> **Required work**
Note how many lines hold the string "open" and give that number without any other words.

> **Record extracts**
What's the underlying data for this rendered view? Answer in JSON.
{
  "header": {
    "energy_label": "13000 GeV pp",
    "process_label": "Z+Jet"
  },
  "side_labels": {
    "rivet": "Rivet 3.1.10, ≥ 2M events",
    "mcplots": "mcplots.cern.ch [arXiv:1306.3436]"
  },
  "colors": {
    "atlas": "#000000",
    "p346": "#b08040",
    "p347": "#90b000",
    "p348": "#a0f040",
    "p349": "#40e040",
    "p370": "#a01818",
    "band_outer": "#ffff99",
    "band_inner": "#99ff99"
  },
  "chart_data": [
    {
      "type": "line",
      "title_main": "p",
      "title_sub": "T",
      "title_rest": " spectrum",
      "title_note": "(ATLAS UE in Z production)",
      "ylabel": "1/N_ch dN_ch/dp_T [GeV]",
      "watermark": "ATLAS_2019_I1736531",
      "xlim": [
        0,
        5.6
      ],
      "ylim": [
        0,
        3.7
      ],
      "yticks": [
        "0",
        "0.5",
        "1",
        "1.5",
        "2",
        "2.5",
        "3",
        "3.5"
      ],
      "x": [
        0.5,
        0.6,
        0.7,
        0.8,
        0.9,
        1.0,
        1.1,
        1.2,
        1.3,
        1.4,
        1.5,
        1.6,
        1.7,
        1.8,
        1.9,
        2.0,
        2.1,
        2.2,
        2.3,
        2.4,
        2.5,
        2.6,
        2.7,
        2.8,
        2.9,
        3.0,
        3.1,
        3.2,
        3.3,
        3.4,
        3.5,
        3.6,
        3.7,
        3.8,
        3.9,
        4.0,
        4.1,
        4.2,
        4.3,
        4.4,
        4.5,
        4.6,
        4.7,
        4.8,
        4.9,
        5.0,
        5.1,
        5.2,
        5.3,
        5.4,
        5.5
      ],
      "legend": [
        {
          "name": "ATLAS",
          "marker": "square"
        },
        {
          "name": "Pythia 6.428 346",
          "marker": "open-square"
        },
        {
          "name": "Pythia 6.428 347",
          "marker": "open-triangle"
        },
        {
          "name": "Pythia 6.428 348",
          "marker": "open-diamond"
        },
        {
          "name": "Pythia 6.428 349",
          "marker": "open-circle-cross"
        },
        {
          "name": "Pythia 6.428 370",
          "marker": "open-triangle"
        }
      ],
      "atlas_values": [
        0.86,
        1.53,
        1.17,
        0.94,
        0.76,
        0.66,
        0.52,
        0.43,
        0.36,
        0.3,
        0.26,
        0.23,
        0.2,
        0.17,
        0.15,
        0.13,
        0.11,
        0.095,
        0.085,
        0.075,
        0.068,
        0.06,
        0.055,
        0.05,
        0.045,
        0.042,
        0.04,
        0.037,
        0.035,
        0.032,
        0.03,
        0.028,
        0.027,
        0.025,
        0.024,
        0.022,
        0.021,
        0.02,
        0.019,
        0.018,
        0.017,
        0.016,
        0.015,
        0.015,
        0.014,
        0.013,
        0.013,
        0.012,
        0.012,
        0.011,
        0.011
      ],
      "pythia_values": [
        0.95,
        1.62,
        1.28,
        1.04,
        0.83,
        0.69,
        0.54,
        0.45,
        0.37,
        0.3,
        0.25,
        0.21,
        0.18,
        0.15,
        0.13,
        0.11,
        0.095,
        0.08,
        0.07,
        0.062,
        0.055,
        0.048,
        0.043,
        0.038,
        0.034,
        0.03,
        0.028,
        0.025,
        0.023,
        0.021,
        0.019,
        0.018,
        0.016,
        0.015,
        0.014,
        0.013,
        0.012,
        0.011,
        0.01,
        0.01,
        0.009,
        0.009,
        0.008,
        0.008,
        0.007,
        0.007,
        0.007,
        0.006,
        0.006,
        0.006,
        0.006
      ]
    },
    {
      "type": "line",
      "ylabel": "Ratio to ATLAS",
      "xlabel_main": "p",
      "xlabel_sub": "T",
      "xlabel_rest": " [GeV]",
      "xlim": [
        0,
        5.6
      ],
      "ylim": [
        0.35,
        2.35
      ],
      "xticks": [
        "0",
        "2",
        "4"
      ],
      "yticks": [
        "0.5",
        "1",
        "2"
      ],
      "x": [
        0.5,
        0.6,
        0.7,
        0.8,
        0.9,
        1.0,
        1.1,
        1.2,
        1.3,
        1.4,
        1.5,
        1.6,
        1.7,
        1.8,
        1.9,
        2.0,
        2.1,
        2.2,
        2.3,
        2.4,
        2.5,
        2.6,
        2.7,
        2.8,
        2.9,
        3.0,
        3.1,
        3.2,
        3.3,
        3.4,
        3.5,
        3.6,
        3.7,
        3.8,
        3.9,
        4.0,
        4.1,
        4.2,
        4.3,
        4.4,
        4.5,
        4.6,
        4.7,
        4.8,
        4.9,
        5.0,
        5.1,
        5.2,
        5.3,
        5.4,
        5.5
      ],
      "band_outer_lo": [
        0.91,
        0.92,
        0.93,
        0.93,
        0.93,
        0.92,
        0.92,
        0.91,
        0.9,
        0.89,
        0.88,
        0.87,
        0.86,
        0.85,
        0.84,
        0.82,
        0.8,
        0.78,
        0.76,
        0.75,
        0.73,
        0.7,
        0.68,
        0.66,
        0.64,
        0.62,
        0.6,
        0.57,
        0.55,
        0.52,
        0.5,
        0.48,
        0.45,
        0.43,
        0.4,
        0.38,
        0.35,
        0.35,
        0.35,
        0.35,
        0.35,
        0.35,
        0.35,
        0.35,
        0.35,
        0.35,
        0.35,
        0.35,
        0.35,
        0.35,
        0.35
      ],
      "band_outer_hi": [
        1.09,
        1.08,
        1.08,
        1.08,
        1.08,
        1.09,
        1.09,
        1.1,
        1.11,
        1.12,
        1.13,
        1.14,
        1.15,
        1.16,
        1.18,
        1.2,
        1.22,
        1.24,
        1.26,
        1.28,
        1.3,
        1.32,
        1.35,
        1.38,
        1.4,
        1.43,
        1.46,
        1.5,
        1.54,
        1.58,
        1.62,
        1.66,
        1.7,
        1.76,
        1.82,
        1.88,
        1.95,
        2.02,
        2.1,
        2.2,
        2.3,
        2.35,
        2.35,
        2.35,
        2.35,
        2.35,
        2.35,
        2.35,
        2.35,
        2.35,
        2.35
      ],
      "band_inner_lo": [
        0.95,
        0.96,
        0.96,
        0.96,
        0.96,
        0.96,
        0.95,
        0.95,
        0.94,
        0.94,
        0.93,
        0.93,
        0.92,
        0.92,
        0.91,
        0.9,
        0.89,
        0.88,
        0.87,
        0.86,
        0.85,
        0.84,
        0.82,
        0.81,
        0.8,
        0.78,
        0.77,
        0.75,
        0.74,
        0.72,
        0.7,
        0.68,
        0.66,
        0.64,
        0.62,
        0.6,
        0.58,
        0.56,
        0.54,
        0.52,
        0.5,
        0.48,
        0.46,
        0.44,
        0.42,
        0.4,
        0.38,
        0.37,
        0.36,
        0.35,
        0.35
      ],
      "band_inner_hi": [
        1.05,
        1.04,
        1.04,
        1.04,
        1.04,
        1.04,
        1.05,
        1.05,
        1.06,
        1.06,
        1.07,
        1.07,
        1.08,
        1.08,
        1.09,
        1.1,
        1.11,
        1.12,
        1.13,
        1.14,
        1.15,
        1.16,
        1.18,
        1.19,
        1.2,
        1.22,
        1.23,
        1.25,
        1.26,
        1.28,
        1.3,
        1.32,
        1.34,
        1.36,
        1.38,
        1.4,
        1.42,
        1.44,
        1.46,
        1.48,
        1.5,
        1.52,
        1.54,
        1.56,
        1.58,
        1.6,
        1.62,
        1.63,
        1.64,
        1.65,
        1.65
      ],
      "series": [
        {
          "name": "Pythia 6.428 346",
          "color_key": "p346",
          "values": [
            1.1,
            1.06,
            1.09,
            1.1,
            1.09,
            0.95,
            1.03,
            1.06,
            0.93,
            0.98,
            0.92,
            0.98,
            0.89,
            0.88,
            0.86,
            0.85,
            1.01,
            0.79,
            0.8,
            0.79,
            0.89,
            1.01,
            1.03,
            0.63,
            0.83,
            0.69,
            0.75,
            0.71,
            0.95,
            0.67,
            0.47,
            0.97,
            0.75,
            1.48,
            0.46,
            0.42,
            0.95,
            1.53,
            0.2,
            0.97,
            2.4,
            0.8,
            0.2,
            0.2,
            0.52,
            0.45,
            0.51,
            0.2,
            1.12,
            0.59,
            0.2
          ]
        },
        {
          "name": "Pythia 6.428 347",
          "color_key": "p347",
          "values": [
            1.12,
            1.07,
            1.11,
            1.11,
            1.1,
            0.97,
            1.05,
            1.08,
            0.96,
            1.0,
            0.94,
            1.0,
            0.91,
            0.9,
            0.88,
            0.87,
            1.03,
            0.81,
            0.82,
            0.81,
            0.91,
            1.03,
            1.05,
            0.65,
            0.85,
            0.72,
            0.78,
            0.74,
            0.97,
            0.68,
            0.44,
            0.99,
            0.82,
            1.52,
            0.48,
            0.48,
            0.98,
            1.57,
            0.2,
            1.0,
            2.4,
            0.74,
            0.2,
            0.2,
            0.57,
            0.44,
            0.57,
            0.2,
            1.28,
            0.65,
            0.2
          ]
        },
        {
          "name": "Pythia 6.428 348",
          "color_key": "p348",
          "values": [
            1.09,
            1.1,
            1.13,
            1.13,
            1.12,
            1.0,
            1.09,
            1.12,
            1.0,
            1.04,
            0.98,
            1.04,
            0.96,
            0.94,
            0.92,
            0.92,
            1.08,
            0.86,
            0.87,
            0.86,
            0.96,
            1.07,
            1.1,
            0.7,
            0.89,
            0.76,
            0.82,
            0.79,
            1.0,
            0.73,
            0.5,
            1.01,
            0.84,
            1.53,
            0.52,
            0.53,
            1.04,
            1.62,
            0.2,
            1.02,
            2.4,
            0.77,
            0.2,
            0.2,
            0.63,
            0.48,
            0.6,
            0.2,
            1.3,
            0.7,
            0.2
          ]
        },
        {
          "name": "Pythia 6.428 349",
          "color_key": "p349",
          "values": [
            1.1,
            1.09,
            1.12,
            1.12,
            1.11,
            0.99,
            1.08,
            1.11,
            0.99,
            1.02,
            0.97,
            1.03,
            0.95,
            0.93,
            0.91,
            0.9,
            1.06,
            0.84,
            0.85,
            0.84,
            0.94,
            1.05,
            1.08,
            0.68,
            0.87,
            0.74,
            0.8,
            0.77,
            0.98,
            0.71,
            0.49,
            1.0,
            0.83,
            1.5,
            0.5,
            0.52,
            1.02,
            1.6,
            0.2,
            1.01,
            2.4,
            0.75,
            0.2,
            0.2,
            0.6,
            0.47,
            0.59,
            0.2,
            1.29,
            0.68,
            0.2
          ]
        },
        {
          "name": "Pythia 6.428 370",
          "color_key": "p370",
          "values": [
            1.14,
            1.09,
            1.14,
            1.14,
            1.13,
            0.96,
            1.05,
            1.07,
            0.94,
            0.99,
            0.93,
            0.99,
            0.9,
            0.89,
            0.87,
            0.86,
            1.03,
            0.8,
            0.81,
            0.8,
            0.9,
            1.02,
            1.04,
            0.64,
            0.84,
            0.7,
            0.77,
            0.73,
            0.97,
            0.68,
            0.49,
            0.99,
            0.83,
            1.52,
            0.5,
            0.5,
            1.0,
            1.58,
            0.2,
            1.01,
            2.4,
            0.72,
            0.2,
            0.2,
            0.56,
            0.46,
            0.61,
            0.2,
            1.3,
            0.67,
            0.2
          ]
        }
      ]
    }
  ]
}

> **Written reply**
5